Stored data entries

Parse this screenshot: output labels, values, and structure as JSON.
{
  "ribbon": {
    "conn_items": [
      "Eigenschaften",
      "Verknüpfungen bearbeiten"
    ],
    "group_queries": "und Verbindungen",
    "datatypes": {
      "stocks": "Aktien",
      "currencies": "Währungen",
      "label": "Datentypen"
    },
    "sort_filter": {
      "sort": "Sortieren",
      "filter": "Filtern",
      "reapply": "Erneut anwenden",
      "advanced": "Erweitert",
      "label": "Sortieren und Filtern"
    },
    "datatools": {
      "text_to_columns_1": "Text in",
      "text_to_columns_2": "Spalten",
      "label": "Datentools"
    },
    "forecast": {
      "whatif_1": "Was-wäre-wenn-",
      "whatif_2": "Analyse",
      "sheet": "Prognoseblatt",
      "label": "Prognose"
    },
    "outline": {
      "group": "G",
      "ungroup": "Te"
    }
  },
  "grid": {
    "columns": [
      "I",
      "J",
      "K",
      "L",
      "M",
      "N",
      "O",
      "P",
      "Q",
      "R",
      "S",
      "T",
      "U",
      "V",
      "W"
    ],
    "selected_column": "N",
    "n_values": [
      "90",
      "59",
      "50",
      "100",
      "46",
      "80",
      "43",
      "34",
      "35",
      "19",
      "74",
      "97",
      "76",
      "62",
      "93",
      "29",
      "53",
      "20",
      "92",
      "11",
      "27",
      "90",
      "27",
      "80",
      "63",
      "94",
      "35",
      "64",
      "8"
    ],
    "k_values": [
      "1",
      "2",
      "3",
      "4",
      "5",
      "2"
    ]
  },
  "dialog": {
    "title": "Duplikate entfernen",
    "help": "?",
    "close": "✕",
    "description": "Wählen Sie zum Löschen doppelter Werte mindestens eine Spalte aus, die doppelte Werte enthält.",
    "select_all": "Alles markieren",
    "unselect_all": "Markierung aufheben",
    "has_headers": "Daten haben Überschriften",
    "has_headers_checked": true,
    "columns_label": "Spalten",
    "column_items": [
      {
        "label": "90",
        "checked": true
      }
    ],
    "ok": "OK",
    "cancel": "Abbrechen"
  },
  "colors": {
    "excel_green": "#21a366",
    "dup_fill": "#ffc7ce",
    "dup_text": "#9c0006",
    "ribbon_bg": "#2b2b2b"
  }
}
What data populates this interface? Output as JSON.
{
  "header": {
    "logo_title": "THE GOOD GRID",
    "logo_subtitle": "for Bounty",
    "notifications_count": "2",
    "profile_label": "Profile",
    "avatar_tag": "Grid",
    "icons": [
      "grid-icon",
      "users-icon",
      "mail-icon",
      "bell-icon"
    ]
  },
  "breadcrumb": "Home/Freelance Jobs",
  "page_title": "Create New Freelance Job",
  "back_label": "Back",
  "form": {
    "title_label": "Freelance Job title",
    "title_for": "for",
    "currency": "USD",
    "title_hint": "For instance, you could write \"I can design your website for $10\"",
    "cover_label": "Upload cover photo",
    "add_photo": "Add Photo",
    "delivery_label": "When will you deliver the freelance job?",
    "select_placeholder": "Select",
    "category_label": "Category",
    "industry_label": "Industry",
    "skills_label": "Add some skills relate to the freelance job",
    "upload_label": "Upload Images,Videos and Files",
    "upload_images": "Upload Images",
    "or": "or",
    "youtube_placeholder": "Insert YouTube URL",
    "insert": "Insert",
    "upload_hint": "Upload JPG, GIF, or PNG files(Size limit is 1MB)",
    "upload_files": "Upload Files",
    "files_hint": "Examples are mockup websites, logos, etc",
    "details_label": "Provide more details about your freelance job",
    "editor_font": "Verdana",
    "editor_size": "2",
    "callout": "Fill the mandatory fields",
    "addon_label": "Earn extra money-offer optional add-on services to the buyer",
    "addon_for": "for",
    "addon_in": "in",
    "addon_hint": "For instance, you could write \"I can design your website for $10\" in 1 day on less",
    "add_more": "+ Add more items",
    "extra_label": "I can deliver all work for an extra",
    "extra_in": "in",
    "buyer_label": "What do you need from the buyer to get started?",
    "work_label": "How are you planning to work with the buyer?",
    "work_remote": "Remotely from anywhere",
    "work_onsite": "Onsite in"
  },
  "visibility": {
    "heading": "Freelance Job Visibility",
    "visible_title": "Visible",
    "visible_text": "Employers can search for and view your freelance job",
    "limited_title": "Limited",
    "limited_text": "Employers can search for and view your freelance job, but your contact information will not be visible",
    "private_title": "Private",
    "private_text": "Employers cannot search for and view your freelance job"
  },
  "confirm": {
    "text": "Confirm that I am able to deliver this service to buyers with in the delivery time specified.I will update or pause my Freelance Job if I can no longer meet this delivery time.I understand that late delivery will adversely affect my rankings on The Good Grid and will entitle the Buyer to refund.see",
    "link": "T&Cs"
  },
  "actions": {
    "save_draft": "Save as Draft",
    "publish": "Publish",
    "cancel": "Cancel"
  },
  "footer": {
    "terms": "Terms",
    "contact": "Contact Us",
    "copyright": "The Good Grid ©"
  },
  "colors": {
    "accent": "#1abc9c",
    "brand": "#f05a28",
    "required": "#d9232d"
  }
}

### [Required task]
Retype the material above, line by line, exactly.

### [The completed task]
Parse this screenshot: output labels, values, and structure as JSON.
{
  "ribbon": {
    "conn_items": [
      "Eigenschaften",
      "Verknüpfungen bearbeiten"
    ],
    "group_queries": "und Verbindungen",
    "datatypes": {
      "stocks": "Aktien",
      "currencies": "Währungen",
      "label": "Datentypen"
    },
    "sort_filter": {
      "sort": "Sortieren",
      "filter": "Filtern",
      "reapply": "Erneut anwenden",
      "advanced": "Erweitert",
      "label": "Sortieren und Filtern"
    },
    "datatools": {
      "text_to_columns_1": "Text in",
      "text_to_columns_2": "Spalten",
      "label": "Datentools"
    },
    "forecast": {
      "whatif_1": "Was-wäre-wenn-",
      "whatif_2": "Analyse",
      "sheet": "Prognoseblatt",
      "label": "Prognose"
    },
    "outline": {
      "group": "G",
      "ungroup": "Te"
    }
  },
  "grid": {
    "columns": [
      "I",
      "J",
      "K",
      "L",
      "M",
      "N",
      "O",
      "P",
      "Q",
      "R",
      "S",
      "T",
      "U",
      "V",
      "W"
    ],
    "selected_column": "N",
    "n_values": [
      "90",
      "59",
      "50",
      "100",
      "46",
      "80",
      "43",
      "34",
      "35",
      "19",
      "74",
      "97",
      "76",
      "62",
      "93",
      "29",
      "53",
      "20",
      "92",
      "11",
      "27",
      "90",
      "27",
      "80",
      "63",
      "94",
      "35",
      "64",
      "8"
    ],
    "k_values": [
      "1",
      "2",
      "3",
      "4",
      "5",
      "2"
    ]
  },
  "dialog": {
    "title": "Duplikate entfernen",
    "help": "?",
    "close": "✕",
    "description": "Wählen Sie zum Löschen doppelter Werte mindestens eine Spalte aus, die doppelte Werte enthält.",
    "select_all": "Alles markieren",
    "unselect_all": "Markierung aufheben",
    "has_headers": "Daten haben Überschriften",
    "has_headers_checked": true,
    "columns_label": "Spalten",
    "column_items": [
      {
        "label": "90",
        "checked": true
      }
    ],
    "ok": "OK",
    "cancel": "Abbrechen"
  },
  "colors": {
    "excel_green": "#21a366",
    "dup_fill": "#ffc7ce",
    "dup_text": "#9c0006",
    "ribbon_bg": "#2b2b2b"
  }
}
What data populates this interface? Output as JSON.
{
  "header": {
    "logo_title": "THE GOOD GRID",
    "logo_subtitle": "for Bounty",
    "notifications_count": "2",
    "profile_label": "Profile",
    "avatar_tag": "Grid",
    "icons": [
      "grid-icon",
      "users-icon",
      "mail-icon",
      "bell-icon"
    ]
  },
  "breadcrumb": "Home/Freelance Jobs",
  "page_title": "Create New Freelance Job",
  "back_label": "Back",
  "form": {
    "title_label": "Freelance Job title",
    "title_for": "for",
    "currency": "USD",
    "title_hint": "For instance, you could write \"I can design your website for $10\"",
    "cover_label": "Upload cover photo",
    "add_photo": "Add Photo",
    "delivery_label": "When will you deliver the freelance job?",
    "select_placeholder": "Select",
    "category_label": "Category",
    "industry_label": "Industry",
    "skills_label": "Add some skills relate to the freelance job",
    "upload_label": "Upload Images,Videos and Files",
    "upload_images": "Upload Images",
    "or": "or",
    "youtube_placeholder": "Insert YouTube URL",
    "insert": "Insert",
    "upload_hint": "Upload JPG, GIF, or PNG files(Size limit is 1MB)",
    "upload_files": "Upload Files",
    "files_hint": "Examples are mockup websites, logos, etc",
    "details_label": "Provide more details about your freelance job",
    "editor_font": "Verdana",
    "editor_size": "2",
    "callout": "Fill the mandatory fields",
    "addon_label": "Earn extra money-offer optional add-on services to the buyer",
    "addon_for": "for",
    "addon_in": "in",
    "addon_hint": "For instance, you could write \"I can design your website for $10\" in 1 day on less",
    "add_more": "+ Add more items",
    "extra_label": "I can deliver all work for an extra",
    "extra_in": "in",
    "buyer_label": "What do you need from the buyer to get started?",
    "work_label": "How are you planning to work with the buyer?",
    "work_remote": "Remotely from anywhere",
    "work_onsite": "Onsite in"
  },
  "visibility": {
    "heading": "Freelance Job Visibility",
    "visible_title": "Visible",
    "visible_text": "Employers can search for and view your freelance job",
    "limited_title": "Limited",
    "limited_text": "Employers can search for and view your freelance job, but your contact information will not be visible",
    "private_title": "Private",
    "private_text": "Employers cannot search for and view your freelance job"
  },
  "confirm": {
    "text": "Confirm that I am able to deliver this service to buyers with in the delivery time specified.I will update or pause my Freelance Job if I can no longer meet this delivery time.I understand that late delivery will adversely affect my rankings on The Good Grid and will entitle the Buyer to refund.see",
    "link": "T&Cs"
  },
  "actions": {
    "save_draft": "Save as Draft",
    "publish": "Publish",
    "cancel": "Cancel"
  },
  "footer": {
    "terms": "Terms",
    "contact": "Contact Us",
    "copyright": "The Good Grid ©"
  },
  "colors": {
    "accent": "#1abc9c",
    "brand": "#f05a28",
    "required": "#d9232d"
  }
}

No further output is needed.